* Excerpted text
A 55-year-old man presented to a local hospital, complaining of acute severe pain in his right lower leg. He was diagnosed with acute lower limb arterial embolism and underwent endovascular intervention: percutaneous aspiration of thrombus and balloon angioplasty of right distal superficial femoral artery (SFA) (Fig. 1a). After intervention, he began taking of clopidogrel and acetylsalicylic acid and heparinisation was started. The next day, he developed reocclusion of distal SFA and was transferred to our hospital.
When he was transferred to our hospital, his right lower limb showed completely irreversible ischemic changes: pallorous and cold skin, loss of sensation, muscular rigidity of the right ankle, non-dopplerable right dorsalis pedis, and posterior tibial pulses with only the right femoral pulse above the inguinal ligament palpable. He had no medical history of chronic peripheral arterial occlusive diseases. He had well-controlled hypertension and diabetes mellitus. Eight months prior, he had been treated with chemoradiotherapy in another hospital for unresectable lung cancer: squamous cell carcinoma, located in the right median and inferior lobes of the lung.
His white blood cell count was 21,350/μl. Other blood chemistry values were serum high-sensitivity C-reactive protein: 24.93 mg/dl; creatinine: 2.49 mg/dl; creatinine kinase: 18,375 U/l; myoglobin: 34,155 ng/ml; and PT-INR: 1.00; APTT 32.4 s. Abdominal contrast-enhanced computed tomography (CT) scan showed partial infarction of the spleen and right kidney (Fig. 1b) and no aortic disease which would develop embolism. The electrocardiogram showed sinus rhythm. We saw no findings of thrombus, vascular disease, or shunt in the echocardiogram. Since limb salvage was impossible, above-the-knee amputation was performed. Based on these clinical findings, we diagnosed acute lower limb ischemia due to emboli, probably of cardiac origin; he was postoperatively treated with an anticoagulant (rivaroxaban).

* Problems and tasks
[A] In one to three sentences, explain why the man in the case report had an above-the-knee amputation.
[B] Write the next part of the case report about the man with the blocked leg artery, continuing from its last sentence.
The rows below have nothing to do with the case report.

* Material shown
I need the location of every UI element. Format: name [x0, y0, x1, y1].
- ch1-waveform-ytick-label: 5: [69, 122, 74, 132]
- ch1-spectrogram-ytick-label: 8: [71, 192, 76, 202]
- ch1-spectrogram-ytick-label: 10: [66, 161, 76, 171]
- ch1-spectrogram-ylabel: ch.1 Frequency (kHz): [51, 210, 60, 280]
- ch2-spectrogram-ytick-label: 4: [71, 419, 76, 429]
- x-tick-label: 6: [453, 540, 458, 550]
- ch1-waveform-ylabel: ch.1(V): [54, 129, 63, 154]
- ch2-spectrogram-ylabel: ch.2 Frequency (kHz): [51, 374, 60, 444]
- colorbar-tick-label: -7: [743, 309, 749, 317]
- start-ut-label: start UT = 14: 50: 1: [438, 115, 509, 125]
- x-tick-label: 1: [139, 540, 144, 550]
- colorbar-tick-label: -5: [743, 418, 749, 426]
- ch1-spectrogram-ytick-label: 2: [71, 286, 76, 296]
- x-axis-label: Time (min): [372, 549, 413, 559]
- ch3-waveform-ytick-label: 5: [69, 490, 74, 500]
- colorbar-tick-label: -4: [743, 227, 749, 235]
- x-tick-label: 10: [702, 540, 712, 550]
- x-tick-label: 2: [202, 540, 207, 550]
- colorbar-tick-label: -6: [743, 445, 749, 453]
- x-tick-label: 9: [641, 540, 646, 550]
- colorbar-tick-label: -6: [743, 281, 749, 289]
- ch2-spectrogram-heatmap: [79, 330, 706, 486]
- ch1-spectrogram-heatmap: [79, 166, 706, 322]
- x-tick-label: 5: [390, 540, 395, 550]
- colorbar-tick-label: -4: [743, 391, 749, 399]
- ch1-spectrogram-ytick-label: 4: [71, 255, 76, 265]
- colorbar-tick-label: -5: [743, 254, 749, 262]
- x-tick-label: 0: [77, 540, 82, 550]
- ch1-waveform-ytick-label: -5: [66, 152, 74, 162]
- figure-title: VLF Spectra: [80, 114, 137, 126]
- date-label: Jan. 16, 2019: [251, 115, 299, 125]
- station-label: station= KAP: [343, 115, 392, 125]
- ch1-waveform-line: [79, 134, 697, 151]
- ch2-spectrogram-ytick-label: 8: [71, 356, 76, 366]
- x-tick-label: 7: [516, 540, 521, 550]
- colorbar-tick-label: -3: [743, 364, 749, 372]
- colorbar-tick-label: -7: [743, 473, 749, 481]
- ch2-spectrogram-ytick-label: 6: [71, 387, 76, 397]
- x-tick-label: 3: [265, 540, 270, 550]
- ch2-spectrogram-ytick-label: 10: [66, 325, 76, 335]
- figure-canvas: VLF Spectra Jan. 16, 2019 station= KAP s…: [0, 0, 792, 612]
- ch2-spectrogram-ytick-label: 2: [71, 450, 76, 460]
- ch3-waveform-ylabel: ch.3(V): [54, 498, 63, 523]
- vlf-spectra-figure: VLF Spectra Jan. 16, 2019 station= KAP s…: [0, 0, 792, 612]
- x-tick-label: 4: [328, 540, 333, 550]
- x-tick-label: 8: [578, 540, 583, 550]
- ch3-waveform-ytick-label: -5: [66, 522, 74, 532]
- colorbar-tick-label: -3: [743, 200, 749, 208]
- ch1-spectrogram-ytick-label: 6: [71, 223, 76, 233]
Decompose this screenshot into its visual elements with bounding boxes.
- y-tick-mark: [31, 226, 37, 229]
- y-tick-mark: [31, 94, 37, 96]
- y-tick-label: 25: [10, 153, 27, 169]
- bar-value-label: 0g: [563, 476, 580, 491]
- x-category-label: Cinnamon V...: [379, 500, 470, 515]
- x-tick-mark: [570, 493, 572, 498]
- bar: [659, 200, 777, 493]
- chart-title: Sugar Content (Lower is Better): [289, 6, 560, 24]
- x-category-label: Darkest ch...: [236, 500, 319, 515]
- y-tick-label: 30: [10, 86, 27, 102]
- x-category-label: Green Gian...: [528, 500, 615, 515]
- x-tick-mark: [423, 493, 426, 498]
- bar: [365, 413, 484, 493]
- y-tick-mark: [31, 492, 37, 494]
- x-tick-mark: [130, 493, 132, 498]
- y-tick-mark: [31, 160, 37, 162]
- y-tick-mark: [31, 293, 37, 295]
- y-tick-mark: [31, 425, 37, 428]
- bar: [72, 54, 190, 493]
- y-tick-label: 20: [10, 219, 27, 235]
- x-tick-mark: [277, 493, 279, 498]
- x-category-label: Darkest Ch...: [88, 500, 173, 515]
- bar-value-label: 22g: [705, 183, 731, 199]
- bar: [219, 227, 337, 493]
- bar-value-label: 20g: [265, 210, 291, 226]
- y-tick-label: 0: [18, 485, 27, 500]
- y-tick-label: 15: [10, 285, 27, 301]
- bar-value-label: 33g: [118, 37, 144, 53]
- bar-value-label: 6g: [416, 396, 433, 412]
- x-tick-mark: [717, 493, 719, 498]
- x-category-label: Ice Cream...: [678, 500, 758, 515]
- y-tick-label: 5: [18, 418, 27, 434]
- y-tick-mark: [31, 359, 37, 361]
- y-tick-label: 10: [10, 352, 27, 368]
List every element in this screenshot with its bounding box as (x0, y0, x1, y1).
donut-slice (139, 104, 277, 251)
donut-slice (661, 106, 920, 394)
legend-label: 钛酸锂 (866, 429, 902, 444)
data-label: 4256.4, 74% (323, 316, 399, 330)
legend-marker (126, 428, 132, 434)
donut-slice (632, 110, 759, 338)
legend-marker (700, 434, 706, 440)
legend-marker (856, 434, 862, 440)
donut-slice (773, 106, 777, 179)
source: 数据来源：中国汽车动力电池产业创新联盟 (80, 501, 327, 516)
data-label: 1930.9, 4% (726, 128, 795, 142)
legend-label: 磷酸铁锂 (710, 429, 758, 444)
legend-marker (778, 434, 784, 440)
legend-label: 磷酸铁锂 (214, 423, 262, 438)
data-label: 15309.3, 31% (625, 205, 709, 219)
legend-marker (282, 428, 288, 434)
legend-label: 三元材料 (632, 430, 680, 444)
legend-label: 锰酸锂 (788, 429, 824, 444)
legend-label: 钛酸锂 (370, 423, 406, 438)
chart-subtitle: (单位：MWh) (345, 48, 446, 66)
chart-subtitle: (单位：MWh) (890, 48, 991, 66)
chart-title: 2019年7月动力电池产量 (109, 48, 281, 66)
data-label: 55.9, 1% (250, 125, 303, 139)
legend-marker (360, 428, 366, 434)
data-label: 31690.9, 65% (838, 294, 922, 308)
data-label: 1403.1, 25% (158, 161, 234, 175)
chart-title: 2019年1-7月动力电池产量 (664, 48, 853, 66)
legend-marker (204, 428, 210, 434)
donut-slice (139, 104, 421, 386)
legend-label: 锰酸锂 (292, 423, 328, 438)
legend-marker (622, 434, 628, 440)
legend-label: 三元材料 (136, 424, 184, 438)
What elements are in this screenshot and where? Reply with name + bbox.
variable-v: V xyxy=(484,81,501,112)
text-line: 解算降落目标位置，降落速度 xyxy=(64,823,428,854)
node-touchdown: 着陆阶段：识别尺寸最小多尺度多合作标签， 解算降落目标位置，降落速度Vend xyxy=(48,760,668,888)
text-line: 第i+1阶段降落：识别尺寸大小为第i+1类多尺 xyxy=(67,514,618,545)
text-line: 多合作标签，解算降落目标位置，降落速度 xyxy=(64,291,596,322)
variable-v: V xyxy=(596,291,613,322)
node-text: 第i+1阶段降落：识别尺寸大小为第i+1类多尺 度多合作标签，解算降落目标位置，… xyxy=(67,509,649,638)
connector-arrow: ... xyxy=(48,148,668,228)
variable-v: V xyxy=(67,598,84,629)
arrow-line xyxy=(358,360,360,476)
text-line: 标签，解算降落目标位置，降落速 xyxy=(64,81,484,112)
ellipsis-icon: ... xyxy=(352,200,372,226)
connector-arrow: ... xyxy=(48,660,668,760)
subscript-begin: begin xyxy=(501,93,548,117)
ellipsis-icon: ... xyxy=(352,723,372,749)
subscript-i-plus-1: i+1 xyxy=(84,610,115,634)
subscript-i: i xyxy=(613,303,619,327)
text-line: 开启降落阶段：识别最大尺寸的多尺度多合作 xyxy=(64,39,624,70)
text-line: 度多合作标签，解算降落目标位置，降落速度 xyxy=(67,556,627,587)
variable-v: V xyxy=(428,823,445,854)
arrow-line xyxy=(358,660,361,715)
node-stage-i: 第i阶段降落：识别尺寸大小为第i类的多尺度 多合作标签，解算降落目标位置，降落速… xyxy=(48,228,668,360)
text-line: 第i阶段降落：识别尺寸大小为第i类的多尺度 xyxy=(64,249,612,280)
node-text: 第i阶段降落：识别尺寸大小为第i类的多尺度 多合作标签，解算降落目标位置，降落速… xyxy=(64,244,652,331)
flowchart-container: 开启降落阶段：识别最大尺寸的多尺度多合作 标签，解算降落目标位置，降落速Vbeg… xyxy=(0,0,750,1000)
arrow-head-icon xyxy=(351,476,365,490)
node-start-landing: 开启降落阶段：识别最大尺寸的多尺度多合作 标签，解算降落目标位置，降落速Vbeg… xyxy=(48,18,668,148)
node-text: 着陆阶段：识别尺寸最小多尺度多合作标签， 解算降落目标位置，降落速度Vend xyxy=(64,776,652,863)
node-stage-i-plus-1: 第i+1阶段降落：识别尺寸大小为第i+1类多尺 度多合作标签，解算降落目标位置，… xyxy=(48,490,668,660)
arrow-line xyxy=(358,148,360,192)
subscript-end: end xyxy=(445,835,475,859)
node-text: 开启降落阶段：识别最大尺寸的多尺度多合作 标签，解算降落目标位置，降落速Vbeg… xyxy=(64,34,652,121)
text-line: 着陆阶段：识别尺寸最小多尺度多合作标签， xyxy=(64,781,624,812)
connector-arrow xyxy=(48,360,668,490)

* Answers for the tasks
[A] He had the above-the-knee amputation because limb salvage was impossible. By the time he reached the hospital, his right lower limb showed completely irreversible ischemic changes.

[B]
On postoperative day (POD) 1, he started his meal. However, on POD5, he became unable to eat because of abdominal distention. On POD8, the patient developed severe, constant abdominal pain. Abdominal contrast-enhanced CT scan showed diffuse intestinal and mesenteric emphysema (Fig. 2a). A small branch of superior mesenteric artery has partially embolised, but the distal vessel had good blood flow. We saw no obvious mesenteric arterial occlusion. He underwent emergency laparotomy for small bowel necrosis. The small bowel was segmentally and diffusely necrotic and was perforated at the proximal jejunum (30 cm from Treitz ligament). However, the mesenteric arterial pulsations were visible and palpable throughout the small intestine. The proximal jejunum 20 cm from Treitz ligament and distal ileum 60 cm from terminal ileum were intact. We resected approximately 400 cm of necrotic small bowel. The remnant small bowel was anastomosed.
Histopathological examination of the resected specimen revealed ischemic changes and submucosal arterial thrombosis, including denatured cells (Fig. 3a). Immunohistochemically, they were positive for cytoketatins, AE1/AE3, 34βE12, and CK5/6 (Fig. 3b). A postoperative CT scan showed that a lobulated 6.5-cm tumor in the right lung had directly invaded the inferior pulmonary vein and left atrium (Fig. 2b). In retrospect, X-ray examination of the chest on admission showed a similar finding. Subsequent embolism was thought to be caused by the advanced lung cancer.
He was withdrawn from central-vein nutrition with no complications on POD 22 after bowel resection. After the care and additional amputation of the femoral stump, he was transferred to a rehabilitation hospital in good condition on POD 84 after his initial amputation, continuing taking rivaroxaban according to the treatment of chronic atrial fibrillation.